__Recorded data__

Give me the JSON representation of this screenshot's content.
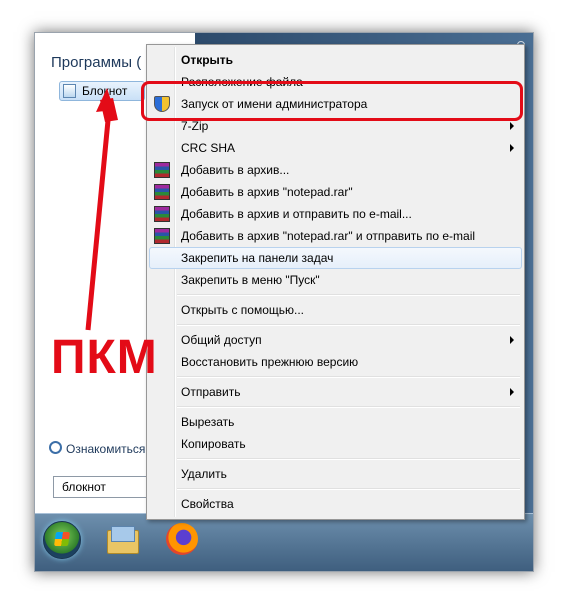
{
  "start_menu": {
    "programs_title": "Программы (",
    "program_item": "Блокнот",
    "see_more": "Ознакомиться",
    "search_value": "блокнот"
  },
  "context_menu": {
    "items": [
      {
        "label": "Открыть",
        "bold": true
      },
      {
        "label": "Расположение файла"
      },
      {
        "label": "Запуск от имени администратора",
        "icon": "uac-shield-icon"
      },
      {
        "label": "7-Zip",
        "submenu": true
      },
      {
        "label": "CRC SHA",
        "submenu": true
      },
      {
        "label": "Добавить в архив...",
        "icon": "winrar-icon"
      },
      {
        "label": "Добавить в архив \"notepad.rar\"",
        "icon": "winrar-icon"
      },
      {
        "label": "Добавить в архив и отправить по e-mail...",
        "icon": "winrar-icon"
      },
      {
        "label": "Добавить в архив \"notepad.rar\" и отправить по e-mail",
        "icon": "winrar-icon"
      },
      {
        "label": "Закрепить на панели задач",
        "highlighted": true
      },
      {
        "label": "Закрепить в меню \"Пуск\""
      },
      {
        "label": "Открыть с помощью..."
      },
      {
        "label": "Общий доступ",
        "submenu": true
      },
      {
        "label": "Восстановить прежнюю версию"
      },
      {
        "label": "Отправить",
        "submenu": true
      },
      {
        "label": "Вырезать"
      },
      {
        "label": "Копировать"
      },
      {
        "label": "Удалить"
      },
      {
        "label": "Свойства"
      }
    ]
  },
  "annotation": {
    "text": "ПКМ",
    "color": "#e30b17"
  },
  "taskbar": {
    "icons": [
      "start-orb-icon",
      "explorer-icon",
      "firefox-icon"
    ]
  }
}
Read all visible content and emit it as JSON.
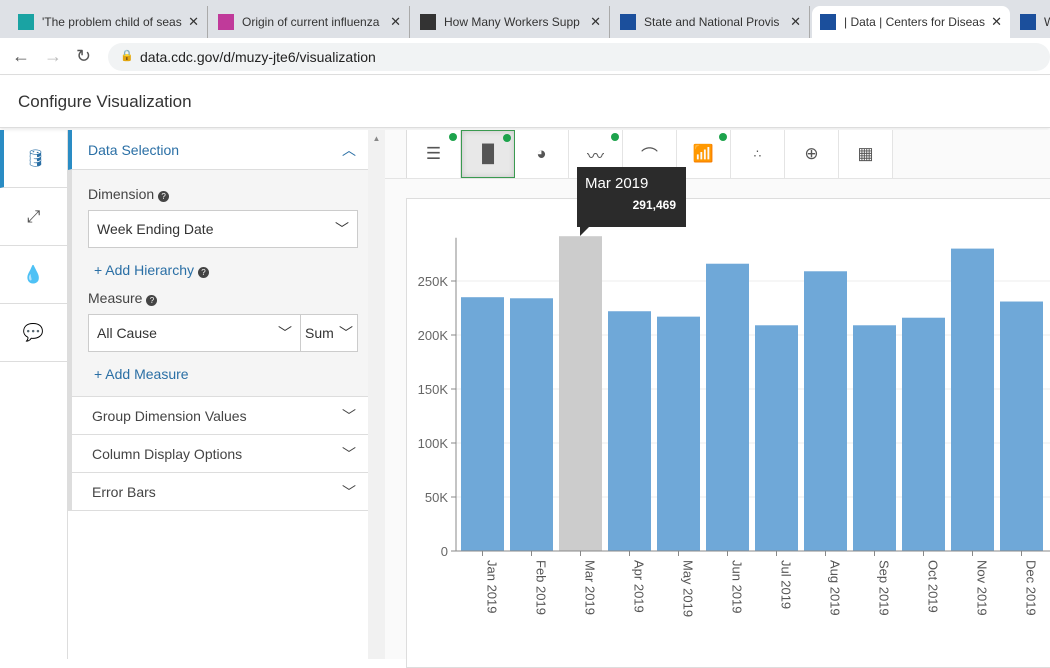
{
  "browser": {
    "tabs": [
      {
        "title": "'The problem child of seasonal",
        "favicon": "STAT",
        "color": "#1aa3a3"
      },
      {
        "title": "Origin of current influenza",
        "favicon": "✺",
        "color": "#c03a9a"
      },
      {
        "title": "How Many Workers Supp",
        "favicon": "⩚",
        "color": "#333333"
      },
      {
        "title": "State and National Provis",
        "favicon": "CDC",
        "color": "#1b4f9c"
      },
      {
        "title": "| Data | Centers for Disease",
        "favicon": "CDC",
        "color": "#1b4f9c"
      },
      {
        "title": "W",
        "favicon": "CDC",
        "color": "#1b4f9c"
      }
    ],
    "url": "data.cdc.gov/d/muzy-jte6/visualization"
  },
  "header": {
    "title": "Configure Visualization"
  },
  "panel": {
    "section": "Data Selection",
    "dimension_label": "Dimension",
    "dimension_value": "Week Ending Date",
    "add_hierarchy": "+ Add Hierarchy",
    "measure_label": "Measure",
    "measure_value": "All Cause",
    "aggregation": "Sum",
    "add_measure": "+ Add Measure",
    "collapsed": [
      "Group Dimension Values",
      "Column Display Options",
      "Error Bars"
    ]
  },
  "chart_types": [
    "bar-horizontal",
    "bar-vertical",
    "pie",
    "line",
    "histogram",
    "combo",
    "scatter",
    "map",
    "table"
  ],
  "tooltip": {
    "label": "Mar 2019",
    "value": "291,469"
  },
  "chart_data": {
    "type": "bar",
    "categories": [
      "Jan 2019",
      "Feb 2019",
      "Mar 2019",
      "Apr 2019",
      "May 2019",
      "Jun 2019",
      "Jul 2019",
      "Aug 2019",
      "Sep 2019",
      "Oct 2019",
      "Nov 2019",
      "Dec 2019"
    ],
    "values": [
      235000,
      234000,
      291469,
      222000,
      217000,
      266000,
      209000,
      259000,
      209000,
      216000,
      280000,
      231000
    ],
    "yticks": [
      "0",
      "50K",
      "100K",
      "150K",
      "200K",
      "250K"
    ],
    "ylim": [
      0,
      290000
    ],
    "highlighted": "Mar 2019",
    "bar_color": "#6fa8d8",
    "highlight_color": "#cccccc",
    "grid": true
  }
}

__Requirements__
Which lines hold the word "Открыть"? Return all of them from the records above.

__Written answer__
        "label": "Открыть",
        "label": "Открыть с помощью..."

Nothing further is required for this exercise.